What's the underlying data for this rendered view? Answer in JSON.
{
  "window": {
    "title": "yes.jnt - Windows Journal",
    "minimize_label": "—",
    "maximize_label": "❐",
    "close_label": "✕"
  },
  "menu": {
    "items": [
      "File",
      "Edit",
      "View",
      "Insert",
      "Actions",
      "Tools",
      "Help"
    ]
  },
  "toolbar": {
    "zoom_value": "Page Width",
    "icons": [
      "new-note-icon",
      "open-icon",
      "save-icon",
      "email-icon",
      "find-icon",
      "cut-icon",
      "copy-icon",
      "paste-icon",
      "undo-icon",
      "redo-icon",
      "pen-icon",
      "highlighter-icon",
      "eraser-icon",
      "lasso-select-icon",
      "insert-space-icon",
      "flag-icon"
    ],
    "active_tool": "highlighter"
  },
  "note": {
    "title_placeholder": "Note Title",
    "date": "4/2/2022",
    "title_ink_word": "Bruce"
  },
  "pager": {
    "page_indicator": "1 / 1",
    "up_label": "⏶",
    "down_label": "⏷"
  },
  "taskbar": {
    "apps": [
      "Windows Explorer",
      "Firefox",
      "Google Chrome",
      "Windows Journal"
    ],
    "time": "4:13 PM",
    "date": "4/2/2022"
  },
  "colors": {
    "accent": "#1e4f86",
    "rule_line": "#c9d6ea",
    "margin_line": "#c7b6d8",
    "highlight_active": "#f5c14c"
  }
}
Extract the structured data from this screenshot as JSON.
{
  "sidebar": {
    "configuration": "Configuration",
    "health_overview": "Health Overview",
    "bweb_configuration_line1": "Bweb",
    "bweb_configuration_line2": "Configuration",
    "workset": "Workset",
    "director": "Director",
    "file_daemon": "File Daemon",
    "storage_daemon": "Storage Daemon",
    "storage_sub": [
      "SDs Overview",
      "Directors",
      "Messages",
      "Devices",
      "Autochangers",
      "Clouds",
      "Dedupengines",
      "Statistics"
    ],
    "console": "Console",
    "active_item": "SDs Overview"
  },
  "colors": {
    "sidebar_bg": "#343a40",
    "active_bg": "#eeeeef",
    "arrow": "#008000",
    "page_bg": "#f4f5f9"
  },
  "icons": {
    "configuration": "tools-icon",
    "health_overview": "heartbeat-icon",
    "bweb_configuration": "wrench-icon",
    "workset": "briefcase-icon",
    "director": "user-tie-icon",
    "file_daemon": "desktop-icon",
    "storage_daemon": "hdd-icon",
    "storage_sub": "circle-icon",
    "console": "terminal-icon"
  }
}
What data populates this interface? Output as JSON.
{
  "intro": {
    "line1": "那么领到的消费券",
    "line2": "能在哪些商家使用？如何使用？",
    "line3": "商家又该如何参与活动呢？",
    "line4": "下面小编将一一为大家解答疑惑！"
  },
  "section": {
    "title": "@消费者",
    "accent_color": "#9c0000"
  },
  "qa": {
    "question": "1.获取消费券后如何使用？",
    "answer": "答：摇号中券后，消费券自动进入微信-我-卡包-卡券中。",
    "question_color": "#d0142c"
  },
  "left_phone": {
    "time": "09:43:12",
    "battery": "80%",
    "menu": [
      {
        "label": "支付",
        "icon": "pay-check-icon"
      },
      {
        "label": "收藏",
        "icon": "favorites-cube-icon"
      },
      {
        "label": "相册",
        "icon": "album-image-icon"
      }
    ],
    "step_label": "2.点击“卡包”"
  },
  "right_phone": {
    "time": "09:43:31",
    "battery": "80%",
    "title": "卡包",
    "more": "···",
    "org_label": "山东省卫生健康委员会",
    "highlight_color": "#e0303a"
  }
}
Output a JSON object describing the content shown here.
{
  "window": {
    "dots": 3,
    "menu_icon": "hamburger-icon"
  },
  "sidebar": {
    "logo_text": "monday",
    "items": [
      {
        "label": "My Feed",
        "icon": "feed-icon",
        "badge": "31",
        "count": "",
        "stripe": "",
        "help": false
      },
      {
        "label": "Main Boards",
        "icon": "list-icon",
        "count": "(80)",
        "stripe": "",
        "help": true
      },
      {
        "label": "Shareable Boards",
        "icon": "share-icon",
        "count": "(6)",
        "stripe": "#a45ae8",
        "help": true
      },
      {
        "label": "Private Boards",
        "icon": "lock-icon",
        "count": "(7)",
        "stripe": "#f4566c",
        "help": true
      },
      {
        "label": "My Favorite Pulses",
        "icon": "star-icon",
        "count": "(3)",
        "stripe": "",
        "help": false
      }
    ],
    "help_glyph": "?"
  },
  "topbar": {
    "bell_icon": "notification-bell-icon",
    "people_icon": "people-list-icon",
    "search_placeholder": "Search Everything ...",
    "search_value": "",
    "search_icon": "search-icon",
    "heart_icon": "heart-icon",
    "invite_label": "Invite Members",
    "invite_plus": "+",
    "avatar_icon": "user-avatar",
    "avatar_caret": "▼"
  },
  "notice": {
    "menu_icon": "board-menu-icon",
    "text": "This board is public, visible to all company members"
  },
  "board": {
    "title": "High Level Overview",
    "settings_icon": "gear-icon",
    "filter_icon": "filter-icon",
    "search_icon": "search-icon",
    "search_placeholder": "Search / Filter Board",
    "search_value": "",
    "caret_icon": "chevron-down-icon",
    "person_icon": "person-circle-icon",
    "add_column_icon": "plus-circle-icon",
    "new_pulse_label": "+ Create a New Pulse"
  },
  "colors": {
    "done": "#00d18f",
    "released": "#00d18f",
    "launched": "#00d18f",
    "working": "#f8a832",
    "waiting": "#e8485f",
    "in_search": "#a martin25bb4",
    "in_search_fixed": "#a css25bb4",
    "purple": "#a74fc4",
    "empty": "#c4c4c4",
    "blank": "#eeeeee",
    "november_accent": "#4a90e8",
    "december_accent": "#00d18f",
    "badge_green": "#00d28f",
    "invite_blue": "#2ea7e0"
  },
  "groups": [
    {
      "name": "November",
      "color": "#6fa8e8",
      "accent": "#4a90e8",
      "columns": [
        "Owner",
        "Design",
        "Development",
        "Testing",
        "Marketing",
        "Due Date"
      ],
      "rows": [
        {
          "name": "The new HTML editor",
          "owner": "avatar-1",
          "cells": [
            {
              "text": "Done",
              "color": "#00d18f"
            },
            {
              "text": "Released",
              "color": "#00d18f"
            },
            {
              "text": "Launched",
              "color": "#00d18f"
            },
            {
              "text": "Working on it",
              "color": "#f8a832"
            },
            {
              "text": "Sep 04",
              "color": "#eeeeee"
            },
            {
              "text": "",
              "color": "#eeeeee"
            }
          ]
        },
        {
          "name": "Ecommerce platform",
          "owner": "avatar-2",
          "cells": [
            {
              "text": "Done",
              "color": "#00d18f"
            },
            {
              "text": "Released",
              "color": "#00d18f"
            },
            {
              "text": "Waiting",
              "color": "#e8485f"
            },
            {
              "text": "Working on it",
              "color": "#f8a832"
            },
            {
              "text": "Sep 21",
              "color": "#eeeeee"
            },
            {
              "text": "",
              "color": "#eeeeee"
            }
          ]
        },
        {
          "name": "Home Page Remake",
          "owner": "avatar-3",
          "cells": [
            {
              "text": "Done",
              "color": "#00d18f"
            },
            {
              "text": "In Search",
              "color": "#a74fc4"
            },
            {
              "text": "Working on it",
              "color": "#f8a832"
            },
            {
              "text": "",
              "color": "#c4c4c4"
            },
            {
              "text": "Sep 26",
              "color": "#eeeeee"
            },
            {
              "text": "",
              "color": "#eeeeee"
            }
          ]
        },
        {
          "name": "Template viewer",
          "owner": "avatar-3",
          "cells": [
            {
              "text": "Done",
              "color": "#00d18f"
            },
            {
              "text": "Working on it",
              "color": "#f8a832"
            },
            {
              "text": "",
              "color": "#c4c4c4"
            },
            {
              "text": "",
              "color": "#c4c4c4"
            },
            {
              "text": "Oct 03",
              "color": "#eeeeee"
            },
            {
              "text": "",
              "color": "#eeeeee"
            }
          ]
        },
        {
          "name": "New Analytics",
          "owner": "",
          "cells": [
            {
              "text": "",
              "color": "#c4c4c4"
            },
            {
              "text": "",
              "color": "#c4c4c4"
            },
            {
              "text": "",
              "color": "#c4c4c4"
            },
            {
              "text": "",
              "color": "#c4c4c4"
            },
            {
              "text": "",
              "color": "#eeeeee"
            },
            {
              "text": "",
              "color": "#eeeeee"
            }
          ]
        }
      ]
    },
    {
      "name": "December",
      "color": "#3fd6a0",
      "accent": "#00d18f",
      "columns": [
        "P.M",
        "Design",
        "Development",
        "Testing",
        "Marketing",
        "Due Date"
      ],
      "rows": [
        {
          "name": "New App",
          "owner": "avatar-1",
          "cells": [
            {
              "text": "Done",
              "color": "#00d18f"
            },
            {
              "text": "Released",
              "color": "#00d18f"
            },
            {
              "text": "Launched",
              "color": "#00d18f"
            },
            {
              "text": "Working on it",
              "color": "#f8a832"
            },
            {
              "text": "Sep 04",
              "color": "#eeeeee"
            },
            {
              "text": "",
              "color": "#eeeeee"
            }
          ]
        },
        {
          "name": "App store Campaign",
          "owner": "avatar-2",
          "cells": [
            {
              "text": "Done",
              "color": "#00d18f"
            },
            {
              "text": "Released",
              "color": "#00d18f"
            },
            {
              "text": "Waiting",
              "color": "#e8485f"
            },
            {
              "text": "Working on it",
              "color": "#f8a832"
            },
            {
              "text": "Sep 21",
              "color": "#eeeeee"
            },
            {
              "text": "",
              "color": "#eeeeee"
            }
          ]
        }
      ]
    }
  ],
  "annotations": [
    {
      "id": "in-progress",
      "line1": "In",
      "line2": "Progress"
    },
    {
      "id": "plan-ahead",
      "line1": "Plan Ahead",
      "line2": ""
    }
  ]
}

---+---

• Description of the task
Search the lines for the string "data" and copy every line that has it.

• Completed task
What's the underlying data for this rendered view? Answer in JSON.
Extract the structured data from this screenshot as JSON.
What data populates this interface? Output as JSON.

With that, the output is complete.